Problem details
Output the material word for word. Leave each picture out.

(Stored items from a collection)
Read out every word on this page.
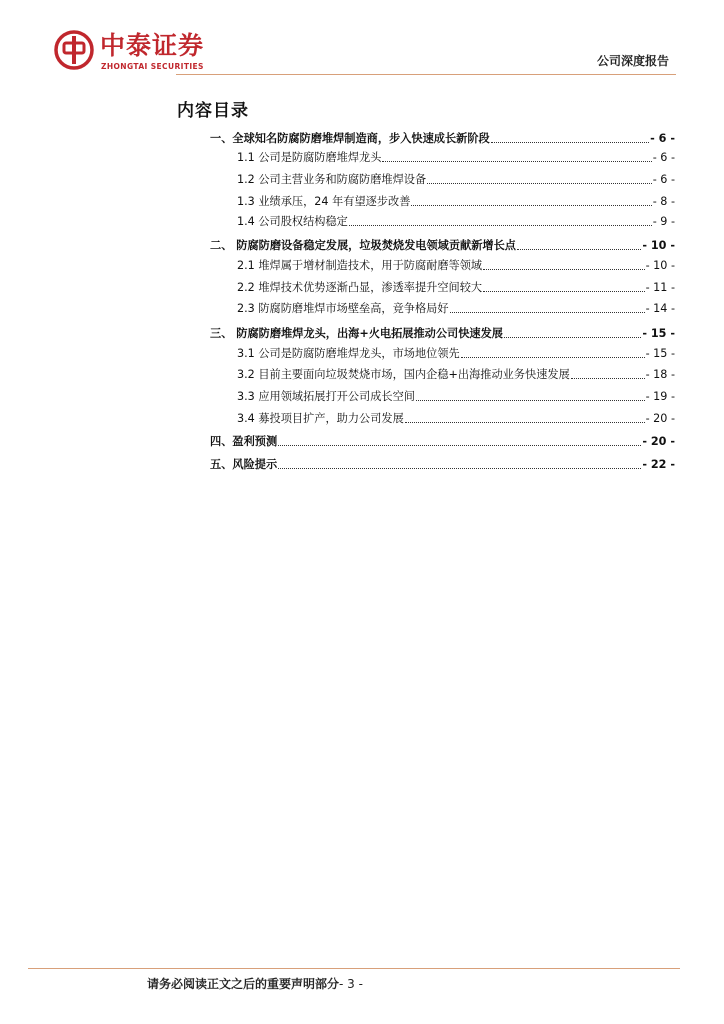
中泰证券
ZHONGTAI SECURITIES	公司深度报告
内容目录
一、全球知名防腐防磨堆焊制造商，步入快速成长新阶段	- 6 -
1.1 公司是防腐防磨堆焊龙头	- 6 -
1.2 公司主营业务和防腐防磨堆焊设备	- 6 -
1.3 业绩承压，24 年有望逐步改善	- 8 -
1.4 公司股权结构稳定	- 9 -
二、 防腐防磨设备稳定发展，垃圾焚烧发电领域贡献新增长点	- 10 -
2.1 堆焊属于增材制造技术，用于防腐耐磨等领域	- 10 -
2.2 堆焊技术优势逐渐凸显，渗透率提升空间较大	- 11 -
2.3 防腐防磨堆焊市场壁垒高，竞争格局好	- 14 -
三、 防腐防磨堆焊龙头，出海+火电拓展推动公司快速发展	- 15 -
3.1 公司是防腐防磨堆焊龙头，市场地位领先	- 15 -
3.2 目前主要面向垃圾焚烧市场，国内企稳+出海推动业务快速发展	- 18 -
3.3 应用领域拓展打开公司成长空间	- 19 -
3.4 募投项目扩产，助力公司发展	- 20 -
四、盈利预测	- 20 -
五、风险提示	- 22 -
请务必阅读正文之后的重要声明部分- 3 -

Result of this task
Read out every word on this page.
中泰证券
ZHONGTAI SECURITIES	公司深度报告
内容目录
一、全球知名防腐防磨堆焊制造商，步入快速成长新阶段	- 6 -
1.1 公司是防腐防磨堆焊龙头	- 6 -
1.2 公司主营业务和防腐防磨堆焊设备	- 6 -
1.3 业绩承压，24 年有望逐步改善	- 8 -
1.4 公司股权结构稳定	- 9 -
二、 防腐防磨设备稳定发展，垃圾焚烧发电领域贡献新增长点	- 10 -
2.1 堆焊属于增材制造技术，用于防腐耐磨等领域	- 10 -
2.2 堆焊技术优势逐渐凸显，渗透率提升空间较大	- 11 -
2.3 防腐防磨堆焊市场壁垒高，竞争格局好	- 14 -
三、 防腐防磨堆焊龙头，出海+火电拓展推动公司快速发展	- 15 -
3.1 公司是防腐防磨堆焊龙头，市场地位领先	- 15 -
3.2 目前主要面向垃圾焚烧市场，国内企稳+出海推动业务快速发展	- 18 -
3.3 应用领域拓展打开公司成长空间	- 19 -
3.4 募投项目扩产，助力公司发展	- 20 -
四、盈利预测	- 20 -
五、风险提示	- 22 -
请务必阅读正文之后的重要声明部分- 3 -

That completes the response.